Start of Provided data

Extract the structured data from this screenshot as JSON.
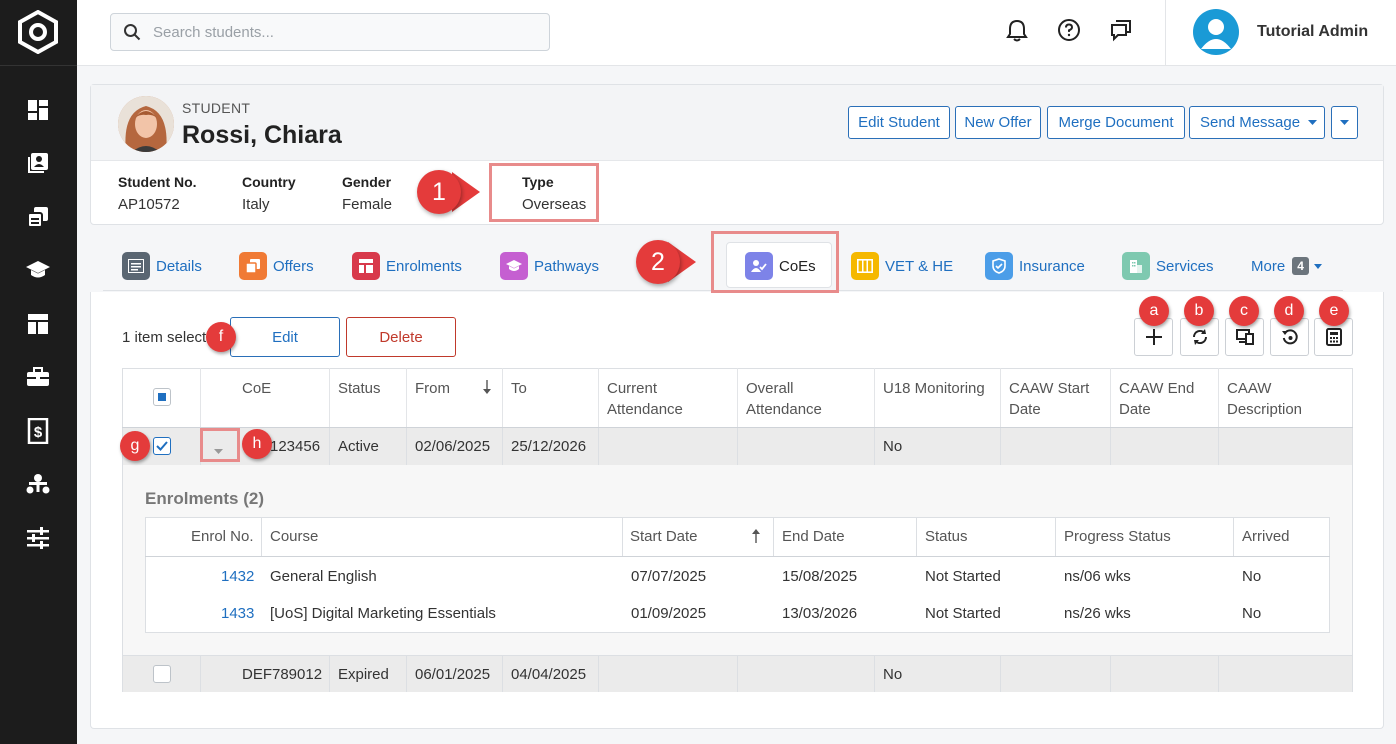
{
  "topbar": {
    "search_placeholder": "Search students...",
    "user_name": "Tutorial Admin"
  },
  "student": {
    "label": "STUDENT",
    "name": "Rossi, Chiara",
    "fields": [
      {
        "label": "Student No.",
        "value": "AP10572"
      },
      {
        "label": "Country",
        "value": "Italy"
      },
      {
        "label": "Gender",
        "value": "Female"
      },
      {
        "label": "Type",
        "value": "Overseas"
      }
    ],
    "actions": {
      "edit_student": "Edit Student",
      "new_offer": "New Offer",
      "merge_document": "Merge Document",
      "send_message": "Send Message"
    }
  },
  "tabs": [
    {
      "label": "Details"
    },
    {
      "label": "Offers"
    },
    {
      "label": "Enrolments"
    },
    {
      "label": "Pathways"
    },
    {
      "label": "CoEs"
    },
    {
      "label": "VET & HE"
    },
    {
      "label": "Insurance"
    },
    {
      "label": "Services"
    },
    {
      "label": "More",
      "badge": "4"
    }
  ],
  "callouts": {
    "one": "1",
    "two": "2",
    "a": "a",
    "b": "b",
    "c": "c",
    "d": "d",
    "e": "e",
    "f": "f",
    "g": "g",
    "h": "h"
  },
  "toolbar": {
    "selected_text": "1 item select",
    "edit_label": "Edit",
    "delete_label": "Delete"
  },
  "coe_table": {
    "columns": [
      "CoE",
      "Status",
      "From",
      "To",
      "Current Attendance",
      "Overall Attendance",
      "U18 Monitoring",
      "CAAW Start Date",
      "CAAW End Date",
      "CAAW Description"
    ],
    "rows": [
      {
        "coe": "123456",
        "status": "Active",
        "from": "02/06/2025",
        "to": "25/12/2026",
        "u18": "No"
      },
      {
        "coe": "DEF789012",
        "status": "Expired",
        "from": "06/01/2025",
        "to": "04/04/2025",
        "u18": "No"
      }
    ]
  },
  "enrolments": {
    "title": "Enrolments (2)",
    "columns": [
      "Enrol No.",
      "Course",
      "Start Date",
      "End Date",
      "Status",
      "Progress Status",
      "Arrived"
    ],
    "rows": [
      {
        "no": "1432",
        "course": "General English",
        "start": "07/07/2025",
        "end": "15/08/2025",
        "status": "Not Started",
        "progress": "ns/06 wks",
        "arrived": "No"
      },
      {
        "no": "1433",
        "course": "[UoS] Digital Marketing Essentials",
        "start": "01/09/2025",
        "end": "13/03/2026",
        "status": "Not Started",
        "progress": "ns/26 wks",
        "arrived": "No"
      }
    ]
  },
  "colors": {
    "accent": "#1f6fc0",
    "callout": "#e43b3b",
    "danger": "#c0392b"
  }
}
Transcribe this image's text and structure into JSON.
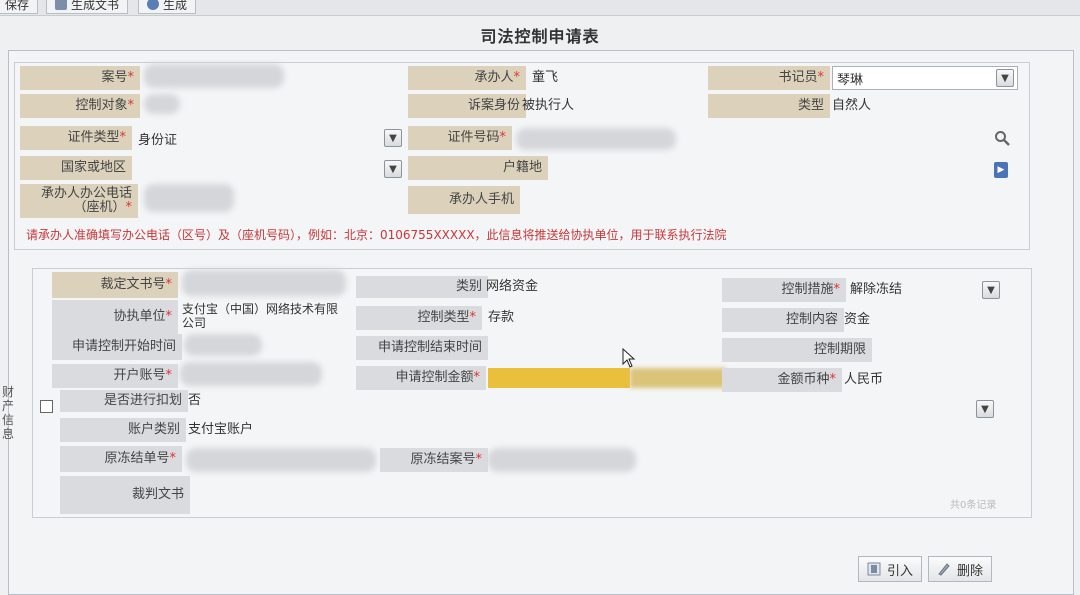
{
  "toolbar": {
    "btn1": "保存",
    "btn2": "生成文书",
    "btn3": "生成"
  },
  "form": {
    "title": "司法控制申请表"
  },
  "case": {
    "case_no_label": "案号",
    "handler_label": "承办人",
    "handler_value": "童飞",
    "clerk_label": "书记员",
    "clerk_value": "琴琳",
    "target_label": "控制对象",
    "party_role_label": "诉案身份",
    "party_role_value": "被执行人",
    "type_label": "类型",
    "type_value": "自然人",
    "id_type_label": "证件类型",
    "id_type_value": "身份证",
    "id_no_label": "证件号码",
    "country_label": "国家或地区",
    "domicile_label": "户籍地",
    "office_phone_label_1": "承办人办公电话",
    "office_phone_label_2": "（座机）",
    "mobile_label": "承办人手机",
    "hint": "请承办人准确填写办公电话（区号）及（座机号码），例如：北京：0106755XXXXX，此信息将推送给协执单位，用于联系执行法院"
  },
  "property": {
    "side_label": "财产信息",
    "ruling_no_label": "裁定文书号",
    "category_label": "类别",
    "category_value": "网络资金",
    "measure_label": "控制措施",
    "measure_value": "解除冻结",
    "assist_unit_label": "协执单位",
    "assist_unit_value": "支付宝（中国）网络技术有限公司",
    "control_type_label": "控制类型",
    "control_type_value": "存款",
    "control_content_label": "控制内容",
    "control_content_value": "资金",
    "start_time_label": "申请控制开始时间",
    "end_time_label": "申请控制结束时间",
    "period_label": "控制期限",
    "account_label": "开户账号",
    "amount_label": "申请控制金额",
    "currency_label": "金额币种",
    "currency_value": "人民币",
    "deduct_label": "是否进行扣划",
    "deduct_value": "否",
    "account_type_label": "账户类别",
    "account_type_value": "支付宝账户",
    "orig_freeze_no_label": "原冻结单号",
    "orig_freeze_case_label": "原冻结案号",
    "judgment_doc_label": "裁判文书",
    "pager": "共0条记录"
  },
  "buttons": {
    "import": "引入",
    "delete": "删除"
  },
  "colors": {
    "label_bg": "#dcd2bc",
    "required": "#d33333",
    "hint": "#c8373a",
    "highlight": "#e9bf3c"
  }
}
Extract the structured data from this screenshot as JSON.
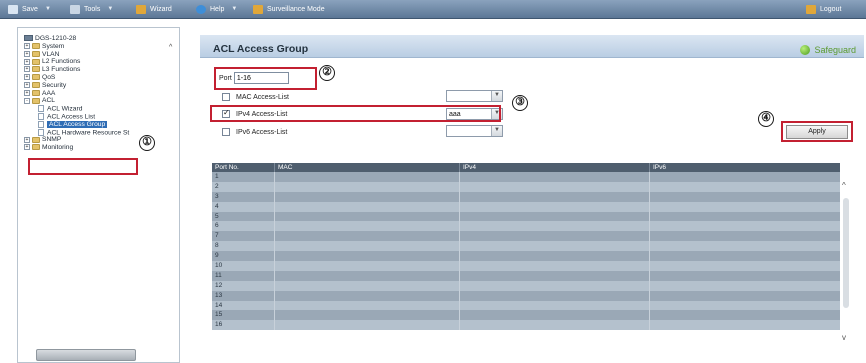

End of Provided data

Stated goal ::
Each record above should be copied character for character, with pictures dropped.

Answer ::
Extract the structured data from this screenshot as JSON.
{
  "topbar": {
    "search_placeholder": "Search students...",
    "user_name": "Tutorial Admin"
  },
  "student": {
    "label": "STUDENT",
    "name": "Rossi, Chiara",
    "fields": [
      {
        "label": "Student No.",
        "value": "AP10572"
      },
      {
        "label": "Country",
        "value": "Italy"
      },
      {
        "label": "Gender",
        "value": "Female"
      },
      {
        "label": "Type",
        "value": "Overseas"
      }
    ],
    "actions": {
      "edit_student": "Edit Student",
      "new_offer": "New Offer",
      "merge_document": "Merge Document",
      "send_message": "Send Message"
    }
  },
  "tabs": [
    {
      "label": "Details"
    },
    {
      "label": "Offers"
    },
    {
      "label": "Enrolments"
    },
    {
      "label": "Pathways"
    },
    {
      "label": "CoEs"
    },
    {
      "label": "VET & HE"
    },
    {
      "label": "Insurance"
    },
    {
      "label": "Services"
    },
    {
      "label": "More",
      "badge": "4"
    }
  ],
  "callouts": {
    "one": "1",
    "two": "2",
    "a": "a",
    "b": "b",
    "c": "c",
    "d": "d",
    "e": "e",
    "f": "f",
    "g": "g",
    "h": "h"
  },
  "toolbar": {
    "selected_text": "1 item select",
    "edit_label": "Edit",
    "delete_label": "Delete"
  },
  "coe_table": {
    "columns": [
      "CoE",
      "Status",
      "From",
      "To",
      "Current Attendance",
      "Overall Attendance",
      "U18 Monitoring",
      "CAAW Start Date",
      "CAAW End Date",
      "CAAW Description"
    ],
    "rows": [
      {
        "coe": "123456",
        "status": "Active",
        "from": "02/06/2025",
        "to": "25/12/2026",
        "u18": "No"
      },
      {
        "coe": "DEF789012",
        "status": "Expired",
        "from": "06/01/2025",
        "to": "04/04/2025",
        "u18": "No"
      }
    ]
  },
  "enrolments": {
    "title": "Enrolments (2)",
    "columns": [
      "Enrol No.",
      "Course",
      "Start Date",
      "End Date",
      "Status",
      "Progress Status",
      "Arrived"
    ],
    "rows": [
      {
        "no": "1432",
        "course": "General English",
        "start": "07/07/2025",
        "end": "15/08/2025",
        "status": "Not Started",
        "progress": "ns/06 wks",
        "arrived": "No"
      },
      {
        "no": "1433",
        "course": "[UoS] Digital Marketing Essentials",
        "start": "01/09/2025",
        "end": "13/03/2026",
        "status": "Not Started",
        "progress": "ns/26 wks",
        "arrived": "No"
      }
    ]
  },
  "colors": {
    "accent": "#1f6fc0",
    "callout": "#e43b3b",
    "danger": "#c0392b"
  }
}
Transcribe this image's text and structure into JSON.
{
  "toolbar": {
    "btn1": "保存",
    "btn2": "生成文书",
    "btn3": "生成"
  },
  "form": {
    "title": "司法控制申请表"
  },
  "case": {
    "case_no_label": "案号",
    "handler_label": "承办人",
    "handler_value": "童飞",
    "clerk_label": "书记员",
    "clerk_value": "琴琳",
    "target_label": "控制对象",
    "party_role_label": "诉案身份",
    "party_role_value": "被执行人",
    "type_label": "类型",
    "type_value": "自然人",
    "id_type_label": "证件类型",
    "id_type_value": "身份证",
    "id_no_label": "证件号码",
    "country_label": "国家或地区",
    "domicile_label": "户籍地",
    "office_phone_label_1": "承办人办公电话",
    "office_phone_label_2": "（座机）",
    "mobile_label": "承办人手机",
    "hint": "请承办人准确填写办公电话（区号）及（座机号码），例如：北京：0106755XXXXX，此信息将推送给协执单位，用于联系执行法院"
  },
  "property": {
    "side_label": "财产信息",
    "ruling_no_label": "裁定文书号",
    "category_label": "类别",
    "category_value": "网络资金",
    "measure_label": "控制措施",
    "measure_value": "解除冻结",
    "assist_unit_label": "协执单位",
    "assist_unit_value": "支付宝（中国）网络技术有限公司",
    "control_type_label": "控制类型",
    "control_type_value": "存款",
    "control_content_label": "控制内容",
    "control_content_value": "资金",
    "start_time_label": "申请控制开始时间",
    "end_time_label": "申请控制结束时间",
    "period_label": "控制期限",
    "account_label": "开户账号",
    "amount_label": "申请控制金额",
    "currency_label": "金额币种",
    "currency_value": "人民币",
    "deduct_label": "是否进行扣划",
    "deduct_value": "否",
    "account_type_label": "账户类别",
    "account_type_value": "支付宝账户",
    "orig_freeze_no_label": "原冻结单号",
    "orig_freeze_case_label": "原冻结案号",
    "judgment_doc_label": "裁判文书",
    "pager": "共0条记录"
  },
  "buttons": {
    "import": "引入",
    "delete": "删除"
  },
  "colors": {
    "label_bg": "#dcd2bc",
    "required": "#d33333",
    "hint": "#c8373a",
    "highlight": "#e9bf3c"
  }
}
Extract the structured data from this screenshot as JSON.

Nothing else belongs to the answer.